(Saved data entries)

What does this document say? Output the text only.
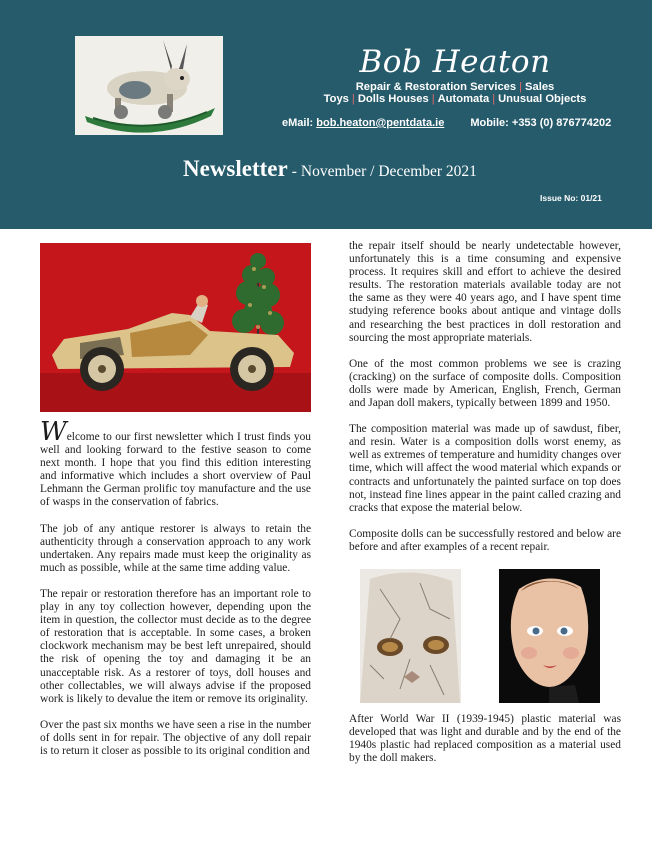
Bob Heaton
Repair & Restoration Services | Sales
Toys | Dolls Houses | Automata | Unusual Objects
eMail: bob.heaton@pentdata.ie Mobile: +353 (0) 876774202
Newsletter - November / December 2021
Issue No: 01/21

Welcome to our first newsletter which I trust finds you well and looking forward to the festive season to come next month. I hope that you find this edition interesting and informative which includes a short overview of Paul Lehmann the German prolific toy manufacture and the use of wasps in the conservation of fabrics.

The job of any antique restorer is always to retain the authenticity through a conservation approach to any work undertaken. Any repairs made must keep the originality as much as possible, while at the same time adding value.

The repair or restoration therefore has an important role to play in any toy collection however, depending upon the item in question, the collector must decide as to the degree of restoration that is acceptable. In some cases, a broken clockwork mechanism may be best left unrepaired, should the risk of opening the toy and damaging it be an unacceptable risk. As a restorer of toys, doll houses and other collectables, we will always advise if the proposed work is likely to devalue the item or remove its originality.

Over the past six months we have seen a rise in the number of dolls sent in for repair. The objective of any doll repair is to return it closer as possible to its original condition and

the repair itself should be nearly undetectable however, unfortunately this is a time consuming and expensive process. It requires skill and effort to achieve the desired results. The restoration materials available today are not the same as they were 40 years ago, and I have spent time studying reference books about antique and vintage dolls and researching the best practices in doll restoration and sourcing the most appropriate materials.

One of the most common problems we see is crazing (cracking) on the surface of composite dolls. Composition dolls were made by American, English, French, German and Japan doll makers, typically between 1899 and 1950.

The composition material was made up of sawdust, fiber, and resin. Water is a composition dolls worst enemy, as well as extremes of temperature and humidity changes over time, which will affect the wood material which expands or contracts and unfortunately the painted surface on top does not, instead fine lines appear in the paint called crazing and cracks that expose the material below.

Composite dolls can be successfully restored and below are before and after examples of a recent repair.

After World War II (1939-1945) plastic material was developed that was light and durable and by the end of the 1940s plastic had replaced composition as a material used by the doll makers.
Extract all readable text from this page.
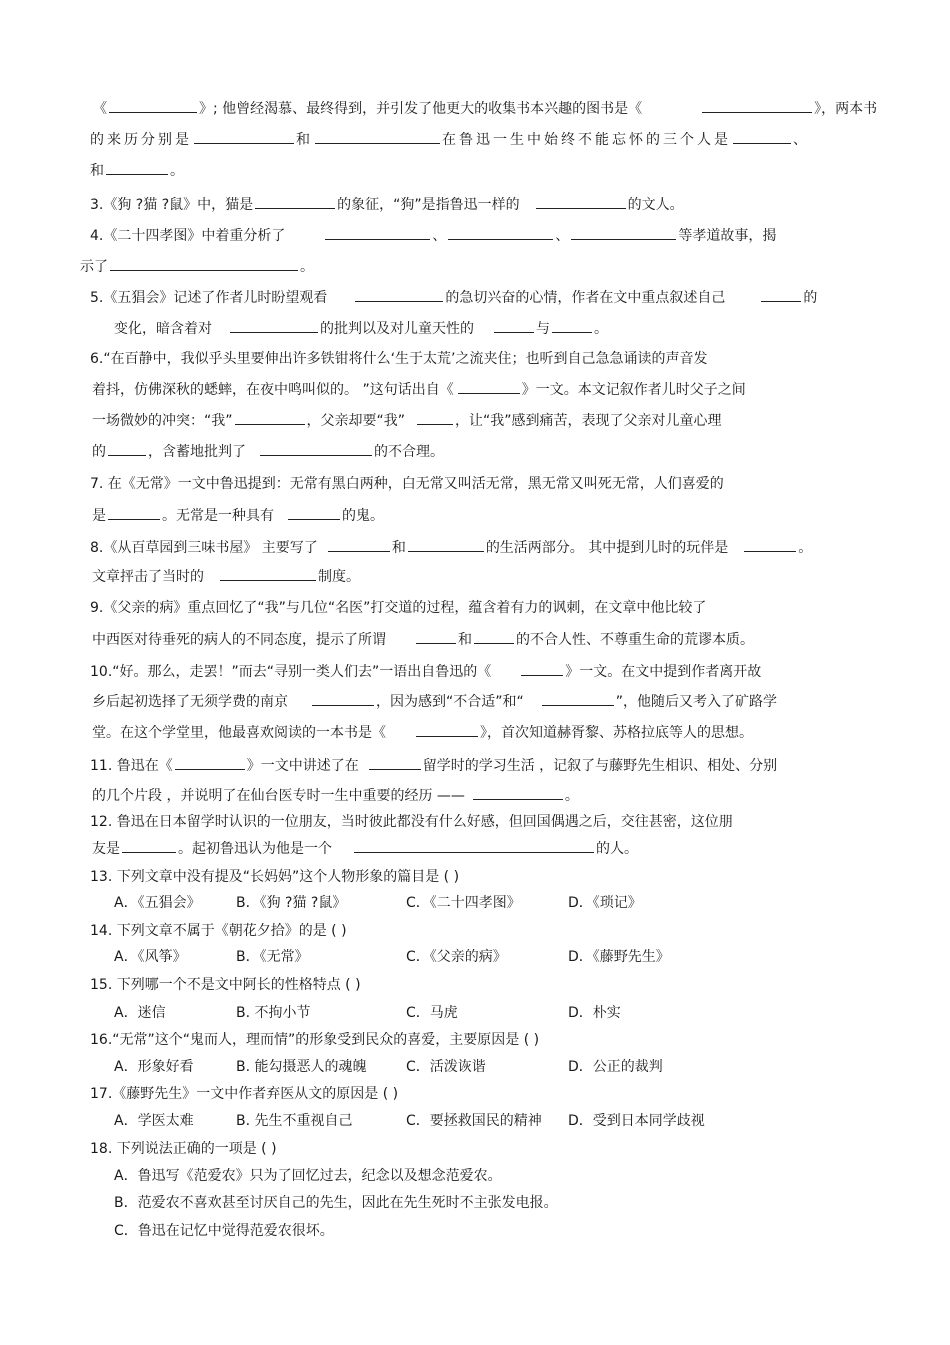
《	》; 他曾经渴慕、最终得到，并引发了他更大的收集书本兴趣的图书是《	》，两本书
的来历分别是	和	在鲁迅一生中始终不能忘怀的三个人是	、
和	。
3.《狗 ?猫 ?鼠》中，猫是	的象征，“狗”是指鲁迅一样的	的文人。
4.《二十四孝图》中着重分析了	、	、	等孝道故事，揭
示了	。
5.《五猖会》记述了作者儿时盼望观看	的急切兴奋的心情，作者在文中重点叙述自己	的
变化，暗含着对	的批判以及对儿童天性的	与	。
6.“在百静中，我似乎头里要伸出许多铁钳将什么‘生于太荒’之流夹住；也听到自己急急诵读的声音发
着抖，仿佛深秋的蟋蟀，在夜中鸣叫似的。 ”这句话出自《	》一文。本文记叙作者儿时父子之间
一场微妙的冲突：“我”	，父亲却要“我”	，让“我”感到痛苦，表现了父亲对儿童心理
的	，含蓄地批判了	的不合理。
7. 在《无常》一文中鲁迅提到：无常有黑白两种，白无常又叫活无常，黑无常又叫死无常，人们喜爱的
是	。无常是一种具有	的鬼。
8.《从百草园到三味书屋》 主要写了	和	的生活两部分。 其中提到儿时的玩伴是	。
文章抨击了当时的	制度。
9.《父亲的病》重点回忆了“我”与几位“名医”打交道的过程，蕴含着有力的讽刺，在文章中他比较了
中西医对待垂死的病人的不同态度，提示了所谓	和	的不合人性、不尊重生命的荒谬本质。
10.“好。那么，走罢！”而去“寻别一类人们去”一语出自鲁迅的《	》一文。在文中提到作者离开故
乡后起初选择了无须学费的南京	，因为感到“不合适”和“	”，他随后又考入了矿路学
堂。在这个学堂里，他最喜欢阅读的一本书是《	》，首次知道赫胥黎、苏格拉底等人的思想。
11. 鲁迅在《	》一文中讲述了在	留学时的学习生活 ，记叙了与藤野先生相识、相处、分别
的几个片段 ，并说明了在仙台医专时一生中重要的经历 ——	。
12. 鲁迅在日本留学时认识的一位朋友，当时彼此都没有什么好感，但回国偶遇之后，交往甚密，这位朋
友是	。起初鲁迅认为他是一个	的人。
13. 下列文章中没有提及“长妈妈”这个人物形象的篇目是 ( )
A．《五猖会》	B．《狗 ?猫 ?鼠》	C．《二十四孝图》	D．《琐记》
14. 下列文章不属于《朝花夕拾》的是 ( )
A．《风筝》	B．《无常》	C．《父亲的病》	D．《藤野先生》
15. 下列哪一个不是文中阿长的性格特点 ( )
A．迷信	B. 不拘小节	C．马虎	D．朴实
16.“无常”这个“鬼而人，理而情”的形象受到民众的喜爱，主要原因是 ( )
A．形象好看	B. 能勾摄恶人的魂魄	C．活泼诙谐	D．公正的裁判
17.《藤野先生》一文中作者弃医从文的原因是 ( )
A．学医太难	B. 先生不重视自己	C．要拯救国民的精神 D．受到日本同学歧视
18. 下列说法正确的一项是 ( )
A．鲁迅写《范爱农》只为了回忆过去，纪念以及想念范爱农。
B．范爱农不喜欢甚至讨厌自己的先生，因此在先生死时不主张发电报。
C．鲁迅在记忆中觉得范爱农很坏。
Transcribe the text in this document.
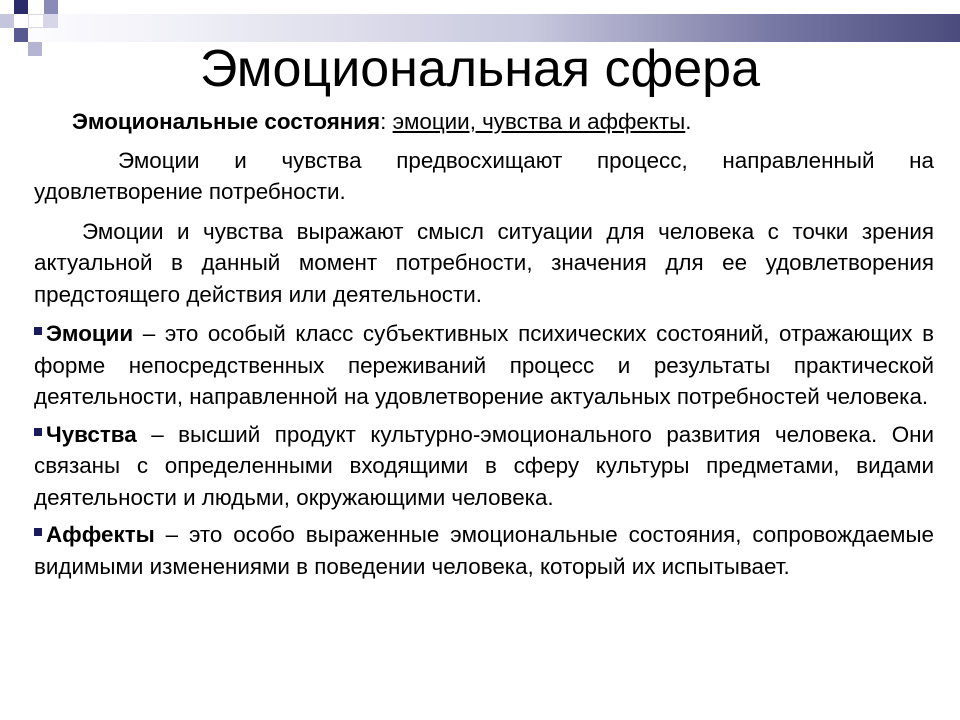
Эмоциональная сфера

Эмоциональные состояния: эмоции, чувства и аффекты.

Эмоции и чувства предвосхищают процесс, направленный на удовлетворение потребности.

Эмоции и чувства выражают смысл ситуации для человека с точки зрения актуальной в данный момент потребности, значения для ее удовлетворения предстоящего действия или деятельности.

Эмоции – это особый класс субъективных психических состояний, отражающих в форме непосредственных переживаний процесс и результаты практической деятельности, направленной на удовлетворение актуальных потребностей человека.

Чувства – высший продукт культурно-эмоционального развития человека. Они связаны с определенными входящими в сферу культуры предметами, видами деятельности и людьми, окружающими человека.

Аффекты – это особо выраженные эмоциональные состояния, сопровождаемые видимыми изменениями в поведении человека, который их испытывает.
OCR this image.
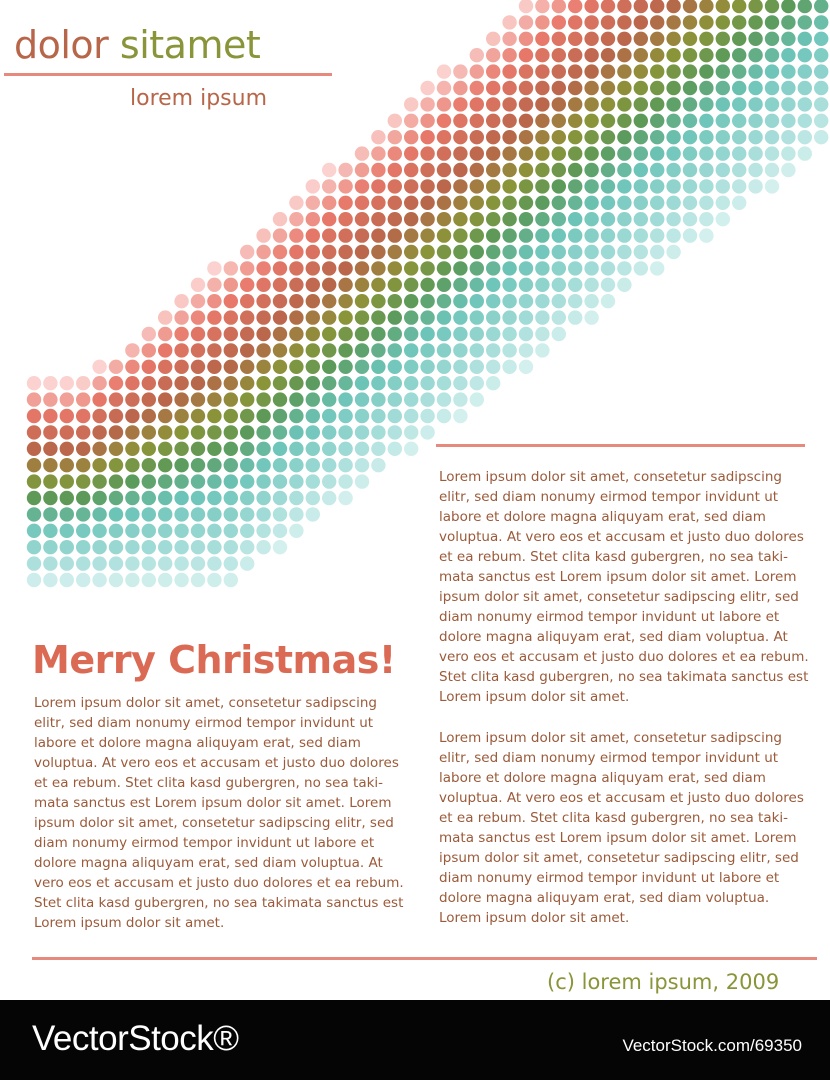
dolor sitamet
lorem ipsum

Lorem ipsum dolor sit amet, consetetur sadipscing
elitr, sed diam nonumy eirmod tempor invidunt ut
labore et dolore magna aliquyam erat, sed diam
voluptua. At vero eos et accusam et justo duo dolores
et ea rebum. Stet clita kasd gubergren, no sea taki-
mata sanctus est Lorem ipsum dolor sit amet. Lorem
ipsum dolor sit amet, consetetur sadipscing elitr, sed
diam nonumy eirmod tempor invidunt ut labore et
dolore magna aliquyam erat, sed diam voluptua. At
vero eos et accusam et justo duo dolores et ea rebum.
Stet clita kasd gubergren, no sea takimata sanctus est
Lorem ipsum dolor sit amet.

Lorem ipsum dolor sit amet, consetetur sadipscing
elitr, sed diam nonumy eirmod tempor invidunt ut
labore et dolore magna aliquyam erat, sed diam
voluptua. At vero eos et accusam et justo duo dolores
et ea rebum. Stet clita kasd gubergren, no sea taki-
mata sanctus est Lorem ipsum dolor sit amet. Lorem
ipsum dolor sit amet, consetetur sadipscing elitr, sed
diam nonumy eirmod tempor invidunt ut labore et
dolore magna aliquyam erat, sed diam voluptua.
Lorem ipsum dolor sit amet.

Merry Christmas!

Lorem ipsum dolor sit amet, consetetur sadipscing
elitr, sed diam nonumy eirmod tempor invidunt ut
labore et dolore magna aliquyam erat, sed diam
voluptua. At vero eos et accusam et justo duo dolores
et ea rebum. Stet clita kasd gubergren, no sea taki-
mata sanctus est Lorem ipsum dolor sit amet. Lorem
ipsum dolor sit amet, consetetur sadipscing elitr, sed
diam nonumy eirmod tempor invidunt ut labore et
dolore magna aliquyam erat, sed diam voluptua. At
vero eos et accusam et justo duo dolores et ea rebum.
Stet clita kasd gubergren, no sea takimata sanctus est
Lorem ipsum dolor sit amet.

(c) lorem ipsum, 2009

VectorStock®	VectorStock.com/69350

_REQUIRED WORK_
Collect the complete line wherever the string "German" appears in the records.

_EXERCISE RESPONSE_
Welcome to our first newsletter which I trust finds you well and looking forward to the festive season to come next month. I hope that you find this edition interesting and informative which includes a short overview of Paul Lehmann the German prolific toy manufacture and the use of wasps in the conservation of fabrics.
One of the most common problems we see is crazing (cracking) on the surface of composite dolls. Composition dolls were made by American, English, French, German and Japan doll makers, typically between 1899 and 1950.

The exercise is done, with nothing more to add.